** Start Records **

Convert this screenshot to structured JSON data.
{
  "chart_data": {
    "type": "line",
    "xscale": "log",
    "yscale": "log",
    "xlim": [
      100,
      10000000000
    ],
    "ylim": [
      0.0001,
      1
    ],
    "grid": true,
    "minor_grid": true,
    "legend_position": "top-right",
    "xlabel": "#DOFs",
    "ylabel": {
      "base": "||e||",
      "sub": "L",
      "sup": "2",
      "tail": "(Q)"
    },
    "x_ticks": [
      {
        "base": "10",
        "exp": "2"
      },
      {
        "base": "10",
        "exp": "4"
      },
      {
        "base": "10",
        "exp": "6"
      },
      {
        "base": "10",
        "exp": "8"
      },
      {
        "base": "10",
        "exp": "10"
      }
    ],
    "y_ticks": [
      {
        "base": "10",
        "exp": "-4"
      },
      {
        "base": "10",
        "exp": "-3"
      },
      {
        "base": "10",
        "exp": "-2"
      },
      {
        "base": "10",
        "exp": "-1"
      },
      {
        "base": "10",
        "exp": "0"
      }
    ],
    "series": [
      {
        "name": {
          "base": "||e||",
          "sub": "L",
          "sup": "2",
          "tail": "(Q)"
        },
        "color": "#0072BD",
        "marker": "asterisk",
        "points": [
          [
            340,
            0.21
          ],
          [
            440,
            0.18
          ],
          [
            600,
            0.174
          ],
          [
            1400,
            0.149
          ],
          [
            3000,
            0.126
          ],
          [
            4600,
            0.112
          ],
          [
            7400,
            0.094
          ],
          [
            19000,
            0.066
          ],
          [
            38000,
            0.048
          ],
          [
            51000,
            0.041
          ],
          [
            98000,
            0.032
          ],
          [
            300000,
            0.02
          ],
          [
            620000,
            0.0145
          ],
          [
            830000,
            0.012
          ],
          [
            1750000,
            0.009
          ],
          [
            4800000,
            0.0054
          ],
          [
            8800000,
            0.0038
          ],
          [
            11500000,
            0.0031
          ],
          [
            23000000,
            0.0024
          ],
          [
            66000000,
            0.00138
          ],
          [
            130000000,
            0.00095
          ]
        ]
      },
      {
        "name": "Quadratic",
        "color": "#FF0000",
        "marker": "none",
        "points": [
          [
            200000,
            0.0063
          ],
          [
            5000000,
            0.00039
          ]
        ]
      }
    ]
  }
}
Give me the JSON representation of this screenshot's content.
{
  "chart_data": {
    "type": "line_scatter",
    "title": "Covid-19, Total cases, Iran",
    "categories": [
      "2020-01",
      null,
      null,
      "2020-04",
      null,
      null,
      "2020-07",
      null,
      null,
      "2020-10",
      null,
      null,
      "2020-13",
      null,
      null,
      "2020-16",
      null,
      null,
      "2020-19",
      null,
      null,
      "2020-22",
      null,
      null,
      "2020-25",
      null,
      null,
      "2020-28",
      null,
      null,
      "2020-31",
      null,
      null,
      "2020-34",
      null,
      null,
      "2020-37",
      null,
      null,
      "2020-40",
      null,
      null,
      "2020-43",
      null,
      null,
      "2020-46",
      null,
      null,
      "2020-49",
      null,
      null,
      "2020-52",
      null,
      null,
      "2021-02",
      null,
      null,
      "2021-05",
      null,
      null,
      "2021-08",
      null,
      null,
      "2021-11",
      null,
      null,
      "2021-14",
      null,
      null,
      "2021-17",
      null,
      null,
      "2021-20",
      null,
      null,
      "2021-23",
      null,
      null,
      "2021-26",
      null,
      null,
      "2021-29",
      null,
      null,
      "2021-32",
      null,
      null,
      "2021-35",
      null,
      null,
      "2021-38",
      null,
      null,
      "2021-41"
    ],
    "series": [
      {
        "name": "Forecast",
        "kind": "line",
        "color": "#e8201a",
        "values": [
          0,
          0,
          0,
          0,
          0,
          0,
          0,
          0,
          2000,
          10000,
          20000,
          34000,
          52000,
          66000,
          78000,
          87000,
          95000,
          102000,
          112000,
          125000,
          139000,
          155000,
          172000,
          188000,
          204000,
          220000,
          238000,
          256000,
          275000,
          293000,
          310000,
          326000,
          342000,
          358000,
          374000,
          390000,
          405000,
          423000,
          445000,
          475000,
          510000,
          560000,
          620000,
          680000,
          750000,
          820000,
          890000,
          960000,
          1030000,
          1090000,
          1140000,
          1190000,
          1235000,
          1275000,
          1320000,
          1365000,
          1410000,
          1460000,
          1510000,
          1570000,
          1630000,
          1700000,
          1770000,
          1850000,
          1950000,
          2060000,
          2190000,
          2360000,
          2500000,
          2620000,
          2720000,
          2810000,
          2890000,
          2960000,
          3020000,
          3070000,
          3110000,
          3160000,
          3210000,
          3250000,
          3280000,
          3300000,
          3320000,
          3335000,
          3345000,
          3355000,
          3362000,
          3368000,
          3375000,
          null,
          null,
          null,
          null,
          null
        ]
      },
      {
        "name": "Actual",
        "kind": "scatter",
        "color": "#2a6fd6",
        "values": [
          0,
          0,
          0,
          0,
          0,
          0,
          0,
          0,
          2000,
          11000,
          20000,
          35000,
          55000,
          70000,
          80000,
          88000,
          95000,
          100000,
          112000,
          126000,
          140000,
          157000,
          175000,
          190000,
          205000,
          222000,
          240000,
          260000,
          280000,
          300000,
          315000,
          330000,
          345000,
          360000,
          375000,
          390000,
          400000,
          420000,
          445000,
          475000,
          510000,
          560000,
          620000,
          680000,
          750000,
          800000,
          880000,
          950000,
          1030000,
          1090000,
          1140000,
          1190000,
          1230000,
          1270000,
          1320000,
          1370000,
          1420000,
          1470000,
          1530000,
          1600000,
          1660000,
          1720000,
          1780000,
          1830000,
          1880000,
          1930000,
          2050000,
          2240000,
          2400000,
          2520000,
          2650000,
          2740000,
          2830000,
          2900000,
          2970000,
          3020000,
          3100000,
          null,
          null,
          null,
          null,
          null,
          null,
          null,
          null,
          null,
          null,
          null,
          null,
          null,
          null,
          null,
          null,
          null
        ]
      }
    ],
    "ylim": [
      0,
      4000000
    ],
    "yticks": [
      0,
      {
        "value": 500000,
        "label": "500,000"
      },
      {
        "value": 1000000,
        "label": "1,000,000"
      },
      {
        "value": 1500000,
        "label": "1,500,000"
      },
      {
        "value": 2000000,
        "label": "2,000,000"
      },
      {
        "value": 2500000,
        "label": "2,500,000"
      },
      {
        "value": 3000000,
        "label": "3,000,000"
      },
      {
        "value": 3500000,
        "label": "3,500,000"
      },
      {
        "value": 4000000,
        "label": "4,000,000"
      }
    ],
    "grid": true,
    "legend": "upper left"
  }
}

** End Records **

Task statement: Reproduce the full listing above, character for character.

Task response:
Convert this screenshot to structured JSON data.
{
  "chart_data": {
    "type": "line",
    "xscale": "log",
    "yscale": "log",
    "xlim": [
      100,
      10000000000
    ],
    "ylim": [
      0.0001,
      1
    ],
    "grid": true,
    "minor_grid": true,
    "legend_position": "top-right",
    "xlabel": "#DOFs",
    "ylabel": {
      "base": "||e||",
      "sub": "L",
      "sup": "2",
      "tail": "(Q)"
    },
    "x_ticks": [
      {
        "base": "10",
        "exp": "2"
      },
      {
        "base": "10",
        "exp": "4"
      },
      {
        "base": "10",
        "exp": "6"
      },
      {
        "base": "10",
        "exp": "8"
      },
      {
        "base": "10",
        "exp": "10"
      }
    ],
    "y_ticks": [
      {
        "base": "10",
        "exp": "-4"
      },
      {
        "base": "10",
        "exp": "-3"
      },
      {
        "base": "10",
        "exp": "-2"
      },
      {
        "base": "10",
        "exp": "-1"
      },
      {
        "base": "10",
        "exp": "0"
      }
    ],
    "series": [
      {
        "name": {
          "base": "||e||",
          "sub": "L",
          "sup": "2",
          "tail": "(Q)"
        },
        "color": "#0072BD",
        "marker": "asterisk",
        "points": [
          [
            340,
            0.21
          ],
          [
            440,
            0.18
          ],
          [
            600,
            0.174
          ],
          [
            1400,
            0.149
          ],
          [
            3000,
            0.126
          ],
          [
            4600,
            0.112
          ],
          [
            7400,
            0.094
          ],
          [
            19000,
            0.066
          ],
          [
            38000,
            0.048
          ],
          [
            51000,
            0.041
          ],
          [
            98000,
            0.032
          ],
          [
            300000,
            0.02
          ],
          [
            620000,
            0.0145
          ],
          [
            830000,
            0.012
          ],
          [
            1750000,
            0.009
          ],
          [
            4800000,
            0.0054
          ],
          [
            8800000,
            0.0038
          ],
          [
            11500000,
            0.0031
          ],
          [
            23000000,
            0.0024
          ],
          [
            66000000,
            0.00138
          ],
          [
            130000000,
            0.00095
          ]
        ]
      },
      {
        "name": "Quadratic",
        "color": "#FF0000",
        "marker": "none",
        "points": [
          [
            200000,
            0.0063
          ],
          [
            5000000,
            0.00039
          ]
        ]
      }
    ]
  }
}
Give me the JSON representation of this screenshot's content.
{
  "chart_data": {
    "type": "line_scatter",
    "title": "Covid-19, Total cases, Iran",
    "categories": [
      "2020-01",
      null,
      null,
      "2020-04",
      null,
      null,
      "2020-07",
      null,
      null,
      "2020-10",
      null,
      null,
      "2020-13",
      null,
      null,
      "2020-16",
      null,
      null,
      "2020-19",
      null,
      null,
      "2020-22",
      null,
      null,
      "2020-25",
      null,
      null,
      "2020-28",
      null,
      null,
      "2020-31",
      null,
      null,
      "2020-34",
      null,
      null,
      "2020-37",
      null,
      null,
      "2020-40",
      null,
      null,
      "2020-43",
      null,
      null,
      "2020-46",
      null,
      null,
      "2020-49",
      null,
      null,
      "2020-52",
      null,
      null,
      "2021-02",
      null,
      null,
      "2021-05",
      null,
      null,
      "2021-08",
      null,
      null,
      "2021-11",
      null,
      null,
      "2021-14",
      null,
      null,
      "2021-17",
      null,
      null,
      "2021-20",
      null,
      null,
      "2021-23",
      null,
      null,
      "2021-26",
      null,
      null,
      "2021-29",
      null,
      null,
      "2021-32",
      null,
      null,
      "2021-35",
      null,
      null,
      "2021-38",
      null,
      null,
      "2021-41"
    ],
    "series": [
      {
        "name": "Forecast",
        "kind": "line",
        "color": "#e8201a",
        "values": [
          0,
          0,
          0,
          0,
          0,
          0,
          0,
          0,
          2000,
          10000,
          20000,
          34000,
          52000,
          66000,
          78000,
          87000,
          95000,
          102000,
          112000,
          125000,
          139000,
          155000,
          172000,
          188000,
          204000,
          220000,
          238000,
          256000,
          275000,
          293000,
          310000,
          326000,
          342000,
          358000,
          374000,
          390000,
          405000,
          423000,
          445000,
          475000,
          510000,
          560000,
          620000,
          680000,
          750000,
          820000,
          890000,
          960000,
          1030000,
          1090000,
          1140000,
          1190000,
          1235000,
          1275000,
          1320000,
          1365000,
          1410000,
          1460000,
          1510000,
          1570000,
          1630000,
          1700000,
          1770000,
          1850000,
          1950000,
          2060000,
          2190000,
          2360000,
          2500000,
          2620000,
          2720000,
          2810000,
          2890000,
          2960000,
          3020000,
          3070000,
          3110000,
          3160000,
          3210000,
          3250000,
          3280000,
          3300000,
          3320000,
          3335000,
          3345000,
          3355000,
          3362000,
          3368000,
          3375000,
          null,
          null,
          null,
          null,
          null
        ]
      },
      {
        "name": "Actual",
        "kind": "scatter",
        "color": "#2a6fd6",
        "values": [
          0,
          0,
          0,
          0,
          0,
          0,
          0,
          0,
          2000,
          11000,
          20000,
          35000,
          55000,
          70000,
          80000,
          88000,
          95000,
          100000,
          112000,
          126000,
          140000,
          157000,
          175000,
          190000,
          205000,
          222000,
          240000,
          260000,
          280000,
          300000,
          315000,
          330000,
          345000,
          360000,
          375000,
          390000,
          400000,
          420000,
          445000,
          475000,
          510000,
          560000,
          620000,
          680000,
          750000,
          800000,
          880000,
          950000,
          1030000,
          1090000,
          1140000,
          1190000,
          1230000,
          1270000,
          1320000,
          1370000,
          1420000,
          1470000,
          1530000,
          1600000,
          1660000,
          1720000,
          1780000,
          1830000,
          1880000,
          1930000,
          2050000,
          2240000,
          2400000,
          2520000,
          2650000,
          2740000,
          2830000,
          2900000,
          2970000,
          3020000,
          3100000,
          null,
          null,
          null,
          null,
          null,
          null,
          null,
          null,
          null,
          null,
          null,
          null,
          null,
          null,
          null,
          null,
          null
        ]
      }
    ],
    "ylim": [
      0,
      4000000
    ],
    "yticks": [
      0,
      {
        "value": 500000,
        "label": "500,000"
      },
      {
        "value": 1000000,
        "label": "1,000,000"
      },
      {
        "value": 1500000,
        "label": "1,500,000"
      },
      {
        "value": 2000000,
        "label": "2,000,000"
      },
      {
        "value": 2500000,
        "label": "2,500,000"
      },
      {
        "value": 3000000,
        "label": "3,000,000"
      },
      {
        "value": 3500000,
        "label": "3,500,000"
      },
      {
        "value": 4000000,
        "label": "4,000,000"
      }
    ],
    "grid": true,
    "legend": "upper left"
  }
}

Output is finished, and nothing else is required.